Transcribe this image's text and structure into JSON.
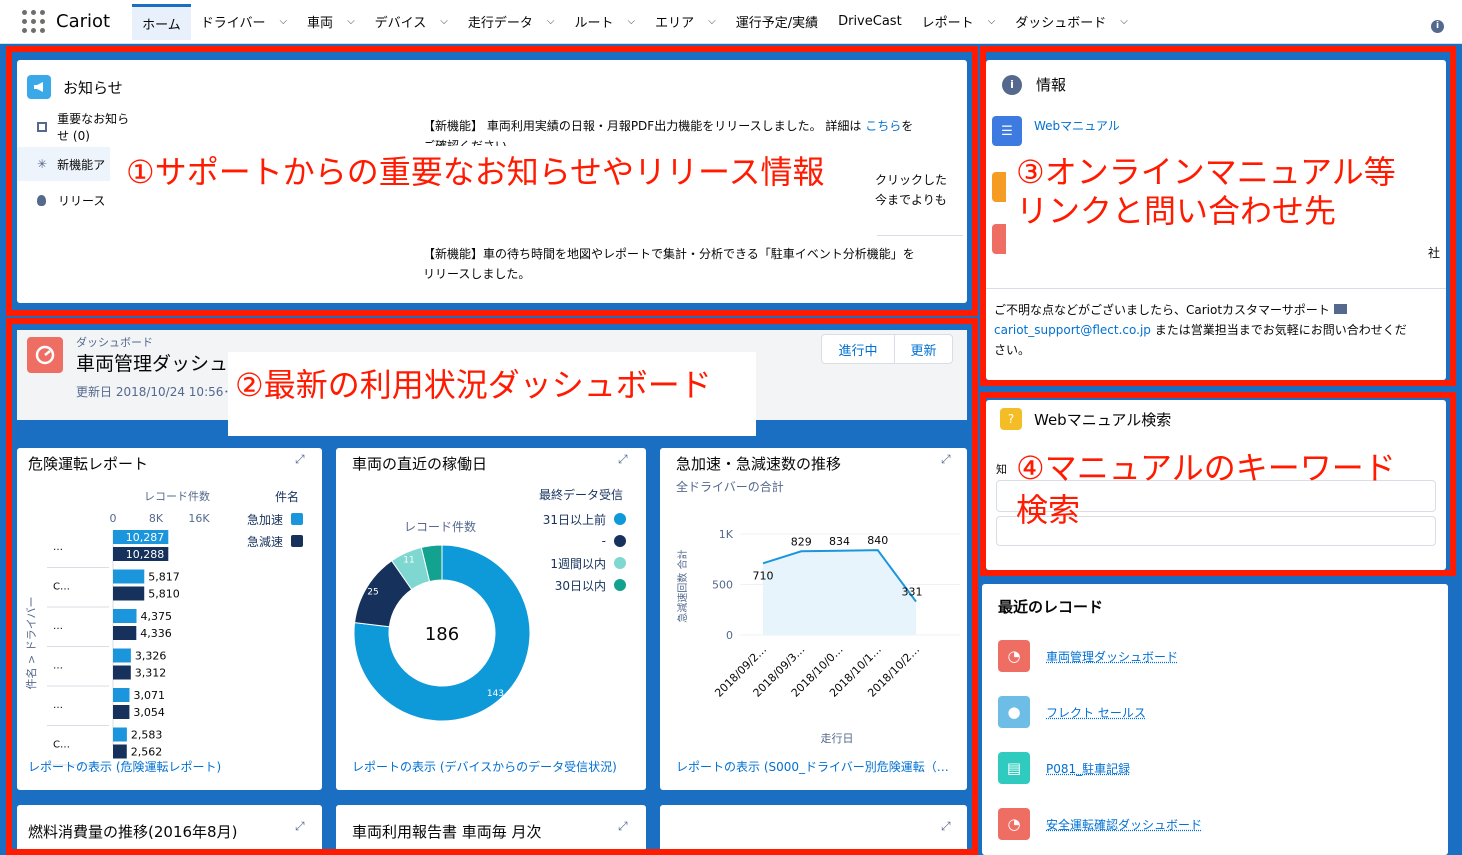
{
  "nav": {
    "app_name": "Cariot",
    "items": [
      {
        "label": "ホーム",
        "active": true,
        "dropdown": false
      },
      {
        "label": "ドライバー",
        "dropdown": true
      },
      {
        "label": "車両",
        "dropdown": true
      },
      {
        "label": "デバイス",
        "dropdown": true
      },
      {
        "label": "走行データ",
        "dropdown": true
      },
      {
        "label": "ルート",
        "dropdown": true
      },
      {
        "label": "エリア",
        "dropdown": true
      },
      {
        "label": "運行予定/実績",
        "dropdown": false
      },
      {
        "label": "DriveCast",
        "dropdown": false
      },
      {
        "label": "レポート",
        "dropdown": true
      },
      {
        "label": "ダッシュボード",
        "dropdown": true
      }
    ],
    "info_icon": "i"
  },
  "notices": {
    "title": "お知らせ",
    "tabs": [
      "重要なお知らせ (0)",
      "新機能ア",
      "リリース"
    ],
    "item1_prefix": "【新機能】 車両利用実績の日報・月報PDF出力機能をリリースしました。 詳細は ",
    "item1_link": "こちら",
    "item1_suffix": "を",
    "item1_line2": "ご確認ください。",
    "item2_line1": "クリックした",
    "item2_line2": "今までよりも",
    "item3_line1": "【新機能】車の待ち時間を地図やレポートで集計・分析できる「駐車イベント分析機能」を",
    "item3_line2": "リリースしました。"
  },
  "annotations": {
    "a1": "①サポートからの重要なお知らせやリリース情報",
    "a2": "②最新の利用状況ダッシュボード",
    "a3_line1": "③オンラインマニュアル等",
    "a3_line2": "リンクと問い合わせ先",
    "a4_line1": "④マニュアルのキーワード",
    "a4_line2": "検索"
  },
  "dashboard": {
    "breadcrumb": "ダッシュボード",
    "title": "車両管理ダッシュ",
    "updated": "更新日 2018/10/24 10:56･フ",
    "btn_in_progress": "進行中",
    "btn_refresh": "更新"
  },
  "widgets": {
    "w1": {
      "title": "危険運転レポート",
      "footer": "レポートの表示 (危険運転レポート)"
    },
    "w2": {
      "title": "車両の直近の稼働日",
      "footer": "レポートの表示 (デバイスからのデータ受信状況)"
    },
    "w3": {
      "title": "急加速・急減速数の推移",
      "subtitle": "全ドライバーの合計",
      "footer": "レポートの表示 (S000_ドライバー別危険運転（…"
    },
    "w4": {
      "title": "燃料消費量の推移(2016年8月)"
    },
    "w5": {
      "title": "車両利用報告書 車両毎 月次"
    }
  },
  "info": {
    "title": "情報",
    "web_manual_link": "Webマニュアル",
    "right_fragment": "社",
    "contact_prefix": "ご不明な点などがございましたら、Cariotカスタマーサポート",
    "contact_email": "cariot_support@flect.co.jp",
    "contact_suffix": "または営業担当までお気軽にお問い合わせくだ",
    "contact_line3": "さい。"
  },
  "manual_search": {
    "title": "Webマニュアル検索",
    "label_fragment": "知"
  },
  "recent": {
    "title": "最近のレコード",
    "items": [
      {
        "label": "車両管理ダッシュボード",
        "icon": "dashboard-icon",
        "color": "#ef6e64"
      },
      {
        "label": "フレクト セールス",
        "icon": "user-icon",
        "color": "#6dbde6"
      },
      {
        "label": "P081_駐車記録",
        "icon": "report-icon",
        "color": "#2ecbbe"
      },
      {
        "label": "安全運転確認ダッシュボード",
        "icon": "dashboard-icon",
        "color": "#ef6e64"
      }
    ]
  },
  "chart_data": [
    {
      "type": "bar",
      "title": "危険運転レポート",
      "xlabel": "レコード件数",
      "ylabel": "件名 > ドライバー",
      "xticks": [
        "0",
        "8K",
        "16K"
      ],
      "xlim": [
        0,
        16000
      ],
      "legend_title": "件名",
      "category_labels": [
        "…",
        "C…",
        "…",
        "…",
        "…",
        "C…"
      ],
      "series": [
        {
          "name": "急加速",
          "color": "#1b96dc",
          "values": [
            10287,
            5817,
            4375,
            3326,
            3071,
            2583
          ]
        },
        {
          "name": "急減速",
          "color": "#16325c",
          "values": [
            10288,
            5810,
            4336,
            3312,
            3054,
            2562
          ]
        }
      ]
    },
    {
      "type": "pie",
      "title": "車両の直近の稼働日",
      "center_label": "レコード件数",
      "total": "186",
      "legend_title": "最終データ受信",
      "slices": [
        {
          "label": "31日以上前",
          "value": 143,
          "color": "#0e99d9"
        },
        {
          "label": "-",
          "value": 25,
          "color": "#16325c"
        },
        {
          "label": "1週間以内",
          "value": 11,
          "color": "#7ed8d1"
        },
        {
          "label": "30日以内",
          "value": 7,
          "color": "#12a28f"
        }
      ]
    },
    {
      "type": "area",
      "title": "急加速・急減速数の推移",
      "subtitle": "全ドライバーの合計",
      "xlabel": "走行日",
      "ylabel": "急減速回数 合計",
      "ylim": [
        0,
        1000
      ],
      "yticks": [
        "0",
        "500",
        "1K"
      ],
      "x": [
        "2018/09/2…",
        "2018/09/3…",
        "2018/10/0…",
        "2018/10/1…",
        "2018/10/2…"
      ],
      "values": [
        710,
        829,
        834,
        840,
        331
      ]
    }
  ]
}
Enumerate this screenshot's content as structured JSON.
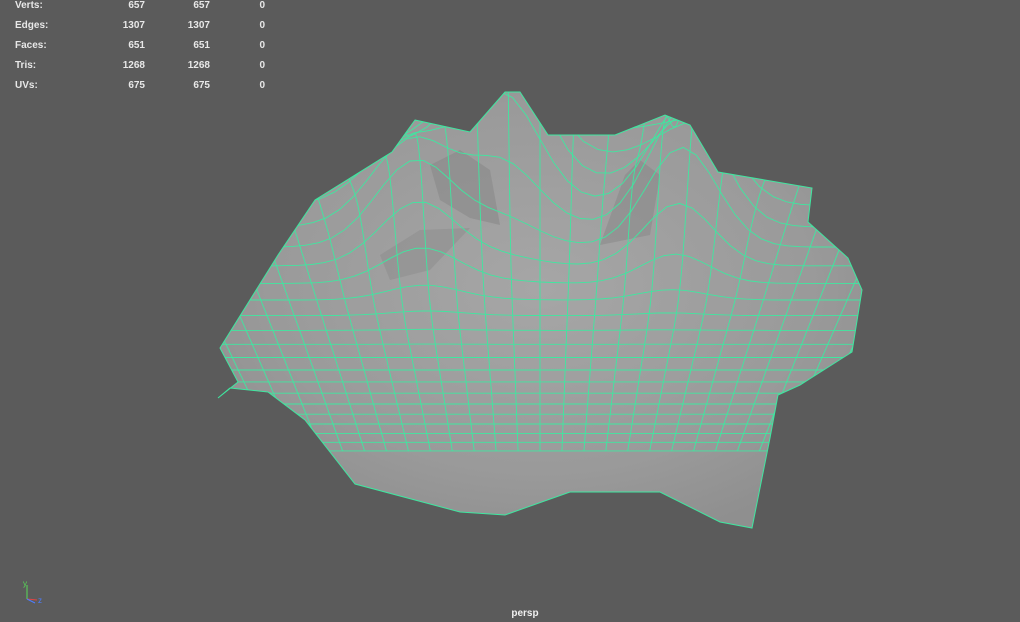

- - -

▸ GOAL: Take the listing and print it again exactly, but without any pictures.

▸ RESPONSE BELOW:
Transcribe this image's text and structure into JSON.
{
  "nav": {
    "app_name": "Cariot",
    "items": [
      {
        "label": "ホーム",
        "active": true,
        "dropdown": false
      },
      {
        "label": "ドライバー",
        "dropdown": true
      },
      {
        "label": "車両",
        "dropdown": true
      },
      {
        "label": "デバイス",
        "dropdown": true
      },
      {
        "label": "走行データ",
        "dropdown": true
      },
      {
        "label": "ルート",
        "dropdown": true
      },
      {
        "label": "エリア",
        "dropdown": true
      },
      {
        "label": "運行予定/実績",
        "dropdown": false
      },
      {
        "label": "DriveCast",
        "dropdown": false
      },
      {
        "label": "レポート",
        "dropdown": true
      },
      {
        "label": "ダッシュボード",
        "dropdown": true
      }
    ],
    "info_icon": "i"
  },
  "notices": {
    "title": "お知らせ",
    "tabs": [
      "重要なお知らせ (0)",
      "新機能ア",
      "リリース"
    ],
    "item1_prefix": "【新機能】 車両利用実績の日報・月報PDF出力機能をリリースしました。 詳細は ",
    "item1_link": "こちら",
    "item1_suffix": "を",
    "item1_line2": "ご確認ください。",
    "item2_line1": "クリックした",
    "item2_line2": "今までよりも",
    "item3_line1": "【新機能】車の待ち時間を地図やレポートで集計・分析できる「駐車イベント分析機能」を",
    "item3_line2": "リリースしました。"
  },
  "annotations": {
    "a1": "①サポートからの重要なお知らせやリリース情報",
    "a2": "②最新の利用状況ダッシュボード",
    "a3_line1": "③オンラインマニュアル等",
    "a3_line2": "リンクと問い合わせ先",
    "a4_line1": "④マニュアルのキーワード",
    "a4_line2": "検索"
  },
  "dashboard": {
    "breadcrumb": "ダッシュボード",
    "title": "車両管理ダッシュ",
    "updated": "更新日 2018/10/24 10:56･フ",
    "btn_in_progress": "進行中",
    "btn_refresh": "更新"
  },
  "widgets": {
    "w1": {
      "title": "危険運転レポート",
      "footer": "レポートの表示 (危険運転レポート)"
    },
    "w2": {
      "title": "車両の直近の稼働日",
      "footer": "レポートの表示 (デバイスからのデータ受信状況)"
    },
    "w3": {
      "title": "急加速・急減速数の推移",
      "subtitle": "全ドライバーの合計",
      "footer": "レポートの表示 (S000_ドライバー別危険運転（…"
    },
    "w4": {
      "title": "燃料消費量の推移(2016年8月)"
    },
    "w5": {
      "title": "車両利用報告書 車両毎 月次"
    }
  },
  "info": {
    "title": "情報",
    "web_manual_link": "Webマニュアル",
    "right_fragment": "社",
    "contact_prefix": "ご不明な点などがございましたら、Cariotカスタマーサポート",
    "contact_email": "cariot_support@flect.co.jp",
    "contact_suffix": "または営業担当までお気軽にお問い合わせくだ",
    "contact_line3": "さい。"
  },
  "manual_search": {
    "title": "Webマニュアル検索",
    "label_fragment": "知"
  },
  "recent": {
    "title": "最近のレコード",
    "items": [
      {
        "label": "車両管理ダッシュボード",
        "icon": "dashboard-icon",
        "color": "#ef6e64"
      },
      {
        "label": "フレクト セールス",
        "icon": "user-icon",
        "color": "#6dbde6"
      },
      {
        "label": "P081_駐車記録",
        "icon": "report-icon",
        "color": "#2ecbbe"
      },
      {
        "label": "安全運転確認ダッシュボード",
        "icon": "dashboard-icon",
        "color": "#ef6e64"
      }
    ]
  },
  "chart_data": [
    {
      "type": "bar",
      "title": "危険運転レポート",
      "xlabel": "レコード件数",
      "ylabel": "件名 > ドライバー",
      "xticks": [
        "0",
        "8K",
        "16K"
      ],
      "xlim": [
        0,
        16000
      ],
      "legend_title": "件名",
      "category_labels": [
        "…",
        "C…",
        "…",
        "…",
        "…",
        "C…"
      ],
      "series": [
        {
          "name": "急加速",
          "color": "#1b96dc",
          "values": [
            10287,
            5817,
            4375,
            3326,
            3071,
            2583
          ]
        },
        {
          "name": "急減速",
          "color": "#16325c",
          "values": [
            10288,
            5810,
            4336,
            3312,
            3054,
            2562
          ]
        }
      ]
    },
    {
      "type": "pie",
      "title": "車両の直近の稼働日",
      "center_label": "レコード件数",
      "total": "186",
      "legend_title": "最終データ受信",
      "slices": [
        {
          "label": "31日以上前",
          "value": 143,
          "color": "#0e99d9"
        },
        {
          "label": "-",
          "value": 25,
          "color": "#16325c"
        },
        {
          "label": "1週間以内",
          "value": 11,
          "color": "#7ed8d1"
        },
        {
          "label": "30日以内",
          "value": 7,
          "color": "#12a28f"
        }
      ]
    },
    {
      "type": "area",
      "title": "急加速・急減速数の推移",
      "subtitle": "全ドライバーの合計",
      "xlabel": "走行日",
      "ylabel": "急減速回数 合計",
      "ylim": [
        0,
        1000
      ],
      "yticks": [
        "0",
        "500",
        "1K"
      ],
      "x": [
        "2018/09/2…",
        "2018/09/3…",
        "2018/10/0…",
        "2018/10/1…",
        "2018/10/2…"
      ],
      "values": [
        710,
        829,
        834,
        840,
        331
      ]
    }
  ]
}
Enumerate this screenshot's content as structured JSON.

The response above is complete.